Problem details: Each line of the data that includes the string "network" is to be copied out.

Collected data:
● ● ● ●

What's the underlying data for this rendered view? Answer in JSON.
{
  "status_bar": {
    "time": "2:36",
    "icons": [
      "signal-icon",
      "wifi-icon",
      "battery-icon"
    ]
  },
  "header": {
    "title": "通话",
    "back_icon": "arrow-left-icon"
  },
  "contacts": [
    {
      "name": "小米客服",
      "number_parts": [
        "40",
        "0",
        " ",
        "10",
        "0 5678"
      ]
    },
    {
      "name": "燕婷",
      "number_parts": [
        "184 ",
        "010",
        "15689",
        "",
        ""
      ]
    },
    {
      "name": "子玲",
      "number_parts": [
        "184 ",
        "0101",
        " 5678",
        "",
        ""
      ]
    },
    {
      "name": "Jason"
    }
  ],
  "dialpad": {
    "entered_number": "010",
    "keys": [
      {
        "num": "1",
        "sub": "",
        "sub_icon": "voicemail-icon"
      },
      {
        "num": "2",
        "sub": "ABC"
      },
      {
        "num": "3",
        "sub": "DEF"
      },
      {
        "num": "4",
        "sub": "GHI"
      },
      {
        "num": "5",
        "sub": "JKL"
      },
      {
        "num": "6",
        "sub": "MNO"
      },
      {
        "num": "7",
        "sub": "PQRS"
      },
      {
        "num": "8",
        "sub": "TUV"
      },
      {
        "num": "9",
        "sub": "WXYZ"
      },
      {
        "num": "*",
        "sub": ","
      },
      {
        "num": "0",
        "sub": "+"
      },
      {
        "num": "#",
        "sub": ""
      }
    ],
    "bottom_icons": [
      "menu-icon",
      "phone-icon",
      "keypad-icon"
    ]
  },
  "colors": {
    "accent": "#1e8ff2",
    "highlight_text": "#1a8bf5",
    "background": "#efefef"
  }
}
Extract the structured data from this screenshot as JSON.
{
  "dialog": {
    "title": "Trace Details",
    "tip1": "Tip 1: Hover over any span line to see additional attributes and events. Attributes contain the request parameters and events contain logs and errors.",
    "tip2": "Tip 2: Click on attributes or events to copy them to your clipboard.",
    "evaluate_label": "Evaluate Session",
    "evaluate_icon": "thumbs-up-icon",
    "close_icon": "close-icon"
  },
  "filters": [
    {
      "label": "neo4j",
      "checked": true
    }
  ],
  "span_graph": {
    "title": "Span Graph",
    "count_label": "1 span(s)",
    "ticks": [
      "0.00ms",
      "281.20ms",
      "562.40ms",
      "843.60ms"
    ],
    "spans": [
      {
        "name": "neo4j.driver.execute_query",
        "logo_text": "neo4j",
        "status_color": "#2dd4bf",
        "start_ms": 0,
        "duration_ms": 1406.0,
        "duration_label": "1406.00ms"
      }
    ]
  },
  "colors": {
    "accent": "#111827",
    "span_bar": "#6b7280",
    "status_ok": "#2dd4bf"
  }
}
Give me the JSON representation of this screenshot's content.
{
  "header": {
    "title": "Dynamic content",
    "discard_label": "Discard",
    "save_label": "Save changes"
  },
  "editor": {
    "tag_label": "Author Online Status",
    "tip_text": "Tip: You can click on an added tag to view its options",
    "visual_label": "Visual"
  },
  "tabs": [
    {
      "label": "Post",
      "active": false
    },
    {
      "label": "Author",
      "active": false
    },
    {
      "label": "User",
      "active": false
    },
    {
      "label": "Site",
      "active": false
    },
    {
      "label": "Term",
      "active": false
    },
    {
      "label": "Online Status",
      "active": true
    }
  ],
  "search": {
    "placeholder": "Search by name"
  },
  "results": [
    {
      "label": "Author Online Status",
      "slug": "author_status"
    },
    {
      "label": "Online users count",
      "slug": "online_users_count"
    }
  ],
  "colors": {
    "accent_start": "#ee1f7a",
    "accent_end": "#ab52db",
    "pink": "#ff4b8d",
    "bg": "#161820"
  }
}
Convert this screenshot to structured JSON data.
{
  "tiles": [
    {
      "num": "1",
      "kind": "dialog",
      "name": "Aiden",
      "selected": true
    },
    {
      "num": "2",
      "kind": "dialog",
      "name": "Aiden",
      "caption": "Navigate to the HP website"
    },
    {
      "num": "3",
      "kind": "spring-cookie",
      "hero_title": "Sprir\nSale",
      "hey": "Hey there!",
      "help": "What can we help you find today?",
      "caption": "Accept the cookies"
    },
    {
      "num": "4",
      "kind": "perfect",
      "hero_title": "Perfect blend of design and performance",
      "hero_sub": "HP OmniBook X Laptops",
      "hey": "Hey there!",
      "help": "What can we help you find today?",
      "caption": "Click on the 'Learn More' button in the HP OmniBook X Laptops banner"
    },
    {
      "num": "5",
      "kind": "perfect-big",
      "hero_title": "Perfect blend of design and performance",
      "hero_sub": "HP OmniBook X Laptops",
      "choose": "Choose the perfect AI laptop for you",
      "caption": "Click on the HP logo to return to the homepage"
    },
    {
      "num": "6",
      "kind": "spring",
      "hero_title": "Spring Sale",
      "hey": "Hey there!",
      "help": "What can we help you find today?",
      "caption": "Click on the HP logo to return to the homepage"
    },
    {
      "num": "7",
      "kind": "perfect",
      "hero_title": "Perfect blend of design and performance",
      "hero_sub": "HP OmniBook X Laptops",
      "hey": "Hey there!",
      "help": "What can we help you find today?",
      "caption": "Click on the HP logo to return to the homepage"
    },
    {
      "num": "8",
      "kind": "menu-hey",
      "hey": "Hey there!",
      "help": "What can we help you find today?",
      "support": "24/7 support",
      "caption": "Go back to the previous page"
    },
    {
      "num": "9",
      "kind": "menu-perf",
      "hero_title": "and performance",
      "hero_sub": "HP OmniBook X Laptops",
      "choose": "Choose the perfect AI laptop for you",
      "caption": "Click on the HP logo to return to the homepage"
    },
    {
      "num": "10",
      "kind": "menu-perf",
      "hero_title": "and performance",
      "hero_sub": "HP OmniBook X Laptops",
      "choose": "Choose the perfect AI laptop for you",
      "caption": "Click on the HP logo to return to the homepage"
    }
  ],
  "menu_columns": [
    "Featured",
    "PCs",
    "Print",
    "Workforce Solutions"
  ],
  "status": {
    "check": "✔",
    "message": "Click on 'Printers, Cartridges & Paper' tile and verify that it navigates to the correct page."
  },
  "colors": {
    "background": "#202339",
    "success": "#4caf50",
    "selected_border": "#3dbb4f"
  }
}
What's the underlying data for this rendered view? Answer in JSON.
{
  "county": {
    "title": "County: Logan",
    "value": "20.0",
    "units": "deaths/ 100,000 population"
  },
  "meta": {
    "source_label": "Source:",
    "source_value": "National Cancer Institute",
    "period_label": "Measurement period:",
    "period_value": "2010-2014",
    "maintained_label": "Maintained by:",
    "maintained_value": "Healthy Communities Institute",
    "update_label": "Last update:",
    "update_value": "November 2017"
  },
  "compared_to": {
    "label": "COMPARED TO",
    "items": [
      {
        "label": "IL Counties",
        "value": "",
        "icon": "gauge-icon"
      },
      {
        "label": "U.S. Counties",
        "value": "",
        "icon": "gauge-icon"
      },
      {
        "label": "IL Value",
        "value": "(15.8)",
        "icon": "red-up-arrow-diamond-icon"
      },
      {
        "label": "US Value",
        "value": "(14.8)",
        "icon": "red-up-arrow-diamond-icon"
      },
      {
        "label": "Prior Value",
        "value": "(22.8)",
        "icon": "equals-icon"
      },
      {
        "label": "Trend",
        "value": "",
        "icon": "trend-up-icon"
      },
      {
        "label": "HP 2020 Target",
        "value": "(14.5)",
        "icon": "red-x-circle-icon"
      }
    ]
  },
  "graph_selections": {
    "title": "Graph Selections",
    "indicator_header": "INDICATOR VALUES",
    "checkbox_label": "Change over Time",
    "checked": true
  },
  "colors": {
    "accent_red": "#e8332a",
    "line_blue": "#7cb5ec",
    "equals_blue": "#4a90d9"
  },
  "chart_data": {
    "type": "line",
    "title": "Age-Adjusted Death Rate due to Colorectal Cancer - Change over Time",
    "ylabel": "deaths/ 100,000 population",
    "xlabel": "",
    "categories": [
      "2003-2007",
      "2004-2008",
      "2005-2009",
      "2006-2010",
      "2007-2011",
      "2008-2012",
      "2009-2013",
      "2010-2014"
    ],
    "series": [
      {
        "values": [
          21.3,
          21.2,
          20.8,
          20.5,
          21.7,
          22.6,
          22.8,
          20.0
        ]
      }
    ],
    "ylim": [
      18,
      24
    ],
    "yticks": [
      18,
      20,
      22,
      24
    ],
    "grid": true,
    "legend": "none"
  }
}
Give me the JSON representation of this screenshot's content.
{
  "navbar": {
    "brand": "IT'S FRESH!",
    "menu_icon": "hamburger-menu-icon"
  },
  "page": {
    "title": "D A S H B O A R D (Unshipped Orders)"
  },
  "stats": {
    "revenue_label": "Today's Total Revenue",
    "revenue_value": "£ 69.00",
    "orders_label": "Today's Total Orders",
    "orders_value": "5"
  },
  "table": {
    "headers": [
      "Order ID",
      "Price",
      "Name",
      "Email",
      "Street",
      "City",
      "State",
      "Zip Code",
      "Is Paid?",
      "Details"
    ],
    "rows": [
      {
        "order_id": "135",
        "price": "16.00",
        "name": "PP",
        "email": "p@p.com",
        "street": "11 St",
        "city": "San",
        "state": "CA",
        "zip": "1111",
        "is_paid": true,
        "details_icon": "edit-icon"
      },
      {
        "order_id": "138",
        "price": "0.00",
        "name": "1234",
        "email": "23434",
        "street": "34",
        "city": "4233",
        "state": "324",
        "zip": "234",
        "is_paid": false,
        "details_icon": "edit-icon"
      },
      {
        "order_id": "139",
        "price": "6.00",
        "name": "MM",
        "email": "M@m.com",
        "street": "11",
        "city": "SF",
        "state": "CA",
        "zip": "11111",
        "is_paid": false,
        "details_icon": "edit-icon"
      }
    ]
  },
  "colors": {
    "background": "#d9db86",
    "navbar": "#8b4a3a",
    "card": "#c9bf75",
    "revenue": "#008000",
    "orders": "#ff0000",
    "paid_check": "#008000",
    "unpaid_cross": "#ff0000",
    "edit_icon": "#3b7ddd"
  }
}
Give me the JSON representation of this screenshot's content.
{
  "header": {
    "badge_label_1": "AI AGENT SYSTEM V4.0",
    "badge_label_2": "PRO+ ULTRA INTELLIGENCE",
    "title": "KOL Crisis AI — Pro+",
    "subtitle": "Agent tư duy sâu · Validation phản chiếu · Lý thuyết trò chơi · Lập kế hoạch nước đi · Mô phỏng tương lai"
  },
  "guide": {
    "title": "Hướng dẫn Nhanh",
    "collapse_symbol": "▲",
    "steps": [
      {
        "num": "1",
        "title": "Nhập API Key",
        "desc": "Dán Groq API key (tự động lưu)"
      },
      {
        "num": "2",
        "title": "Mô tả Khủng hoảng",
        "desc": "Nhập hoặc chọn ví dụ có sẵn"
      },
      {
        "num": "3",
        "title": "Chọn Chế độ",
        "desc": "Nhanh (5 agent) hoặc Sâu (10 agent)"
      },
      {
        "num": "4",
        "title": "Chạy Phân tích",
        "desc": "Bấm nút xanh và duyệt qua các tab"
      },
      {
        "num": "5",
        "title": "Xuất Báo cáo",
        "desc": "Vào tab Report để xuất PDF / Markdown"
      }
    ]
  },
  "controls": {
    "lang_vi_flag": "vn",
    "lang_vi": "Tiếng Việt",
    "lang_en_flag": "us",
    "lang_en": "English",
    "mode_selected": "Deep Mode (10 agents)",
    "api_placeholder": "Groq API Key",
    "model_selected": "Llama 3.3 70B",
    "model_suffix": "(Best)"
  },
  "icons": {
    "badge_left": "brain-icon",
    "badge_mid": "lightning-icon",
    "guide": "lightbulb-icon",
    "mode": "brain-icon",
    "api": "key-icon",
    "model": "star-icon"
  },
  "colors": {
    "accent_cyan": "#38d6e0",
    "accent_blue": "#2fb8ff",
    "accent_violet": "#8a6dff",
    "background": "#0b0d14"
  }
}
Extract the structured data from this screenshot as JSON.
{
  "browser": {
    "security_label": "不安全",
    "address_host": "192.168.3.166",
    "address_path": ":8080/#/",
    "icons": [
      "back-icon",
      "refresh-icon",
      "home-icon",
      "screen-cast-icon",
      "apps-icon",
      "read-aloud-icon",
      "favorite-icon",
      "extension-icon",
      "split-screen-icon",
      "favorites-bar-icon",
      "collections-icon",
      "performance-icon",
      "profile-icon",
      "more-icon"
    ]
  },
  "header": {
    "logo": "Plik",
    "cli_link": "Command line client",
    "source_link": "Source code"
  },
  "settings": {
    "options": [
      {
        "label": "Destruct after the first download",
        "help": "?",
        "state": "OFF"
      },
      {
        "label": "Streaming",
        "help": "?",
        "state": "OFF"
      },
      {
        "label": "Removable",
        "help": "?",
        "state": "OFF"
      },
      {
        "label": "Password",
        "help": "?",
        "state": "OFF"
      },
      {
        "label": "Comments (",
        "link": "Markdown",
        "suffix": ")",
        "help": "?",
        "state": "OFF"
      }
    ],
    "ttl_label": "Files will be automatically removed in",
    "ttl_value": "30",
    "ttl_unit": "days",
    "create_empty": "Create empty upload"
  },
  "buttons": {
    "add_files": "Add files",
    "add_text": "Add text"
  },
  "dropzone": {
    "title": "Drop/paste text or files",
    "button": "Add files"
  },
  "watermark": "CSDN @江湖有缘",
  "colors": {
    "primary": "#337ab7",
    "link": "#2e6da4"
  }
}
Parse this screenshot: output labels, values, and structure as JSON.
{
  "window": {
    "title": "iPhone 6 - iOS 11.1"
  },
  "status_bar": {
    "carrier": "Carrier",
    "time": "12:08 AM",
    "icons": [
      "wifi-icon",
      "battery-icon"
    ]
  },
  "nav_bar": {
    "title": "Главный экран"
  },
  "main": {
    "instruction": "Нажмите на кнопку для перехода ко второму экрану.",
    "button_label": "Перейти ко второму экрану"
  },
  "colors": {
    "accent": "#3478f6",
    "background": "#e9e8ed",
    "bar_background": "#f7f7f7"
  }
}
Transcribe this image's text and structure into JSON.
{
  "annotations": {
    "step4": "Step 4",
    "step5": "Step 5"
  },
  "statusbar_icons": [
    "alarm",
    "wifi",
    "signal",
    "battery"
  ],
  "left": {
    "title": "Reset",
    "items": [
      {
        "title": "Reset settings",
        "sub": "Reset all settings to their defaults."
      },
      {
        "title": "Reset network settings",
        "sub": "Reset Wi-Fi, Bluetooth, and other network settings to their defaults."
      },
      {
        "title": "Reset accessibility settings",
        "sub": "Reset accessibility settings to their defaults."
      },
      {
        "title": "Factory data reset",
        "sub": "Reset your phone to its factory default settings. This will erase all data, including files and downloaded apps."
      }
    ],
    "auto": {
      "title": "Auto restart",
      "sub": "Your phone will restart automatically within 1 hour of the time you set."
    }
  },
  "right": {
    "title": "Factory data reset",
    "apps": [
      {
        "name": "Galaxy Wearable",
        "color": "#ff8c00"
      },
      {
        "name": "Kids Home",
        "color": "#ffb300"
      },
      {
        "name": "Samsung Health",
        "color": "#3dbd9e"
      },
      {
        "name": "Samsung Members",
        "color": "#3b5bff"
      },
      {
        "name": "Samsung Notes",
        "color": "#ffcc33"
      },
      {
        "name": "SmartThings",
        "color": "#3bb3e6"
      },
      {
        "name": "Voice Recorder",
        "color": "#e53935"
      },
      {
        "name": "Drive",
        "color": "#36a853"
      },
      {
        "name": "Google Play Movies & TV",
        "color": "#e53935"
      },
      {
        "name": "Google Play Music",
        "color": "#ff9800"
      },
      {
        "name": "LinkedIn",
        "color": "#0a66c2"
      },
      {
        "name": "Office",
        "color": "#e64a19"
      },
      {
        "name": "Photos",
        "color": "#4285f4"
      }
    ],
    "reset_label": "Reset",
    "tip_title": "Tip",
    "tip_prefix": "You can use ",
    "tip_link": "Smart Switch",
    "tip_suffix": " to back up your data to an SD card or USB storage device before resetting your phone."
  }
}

● ● ● ●

The result:
        "title": "Reset network settings",
        "sub": "Reset Wi-Fi, Bluetooth, and other network settings to their defaults."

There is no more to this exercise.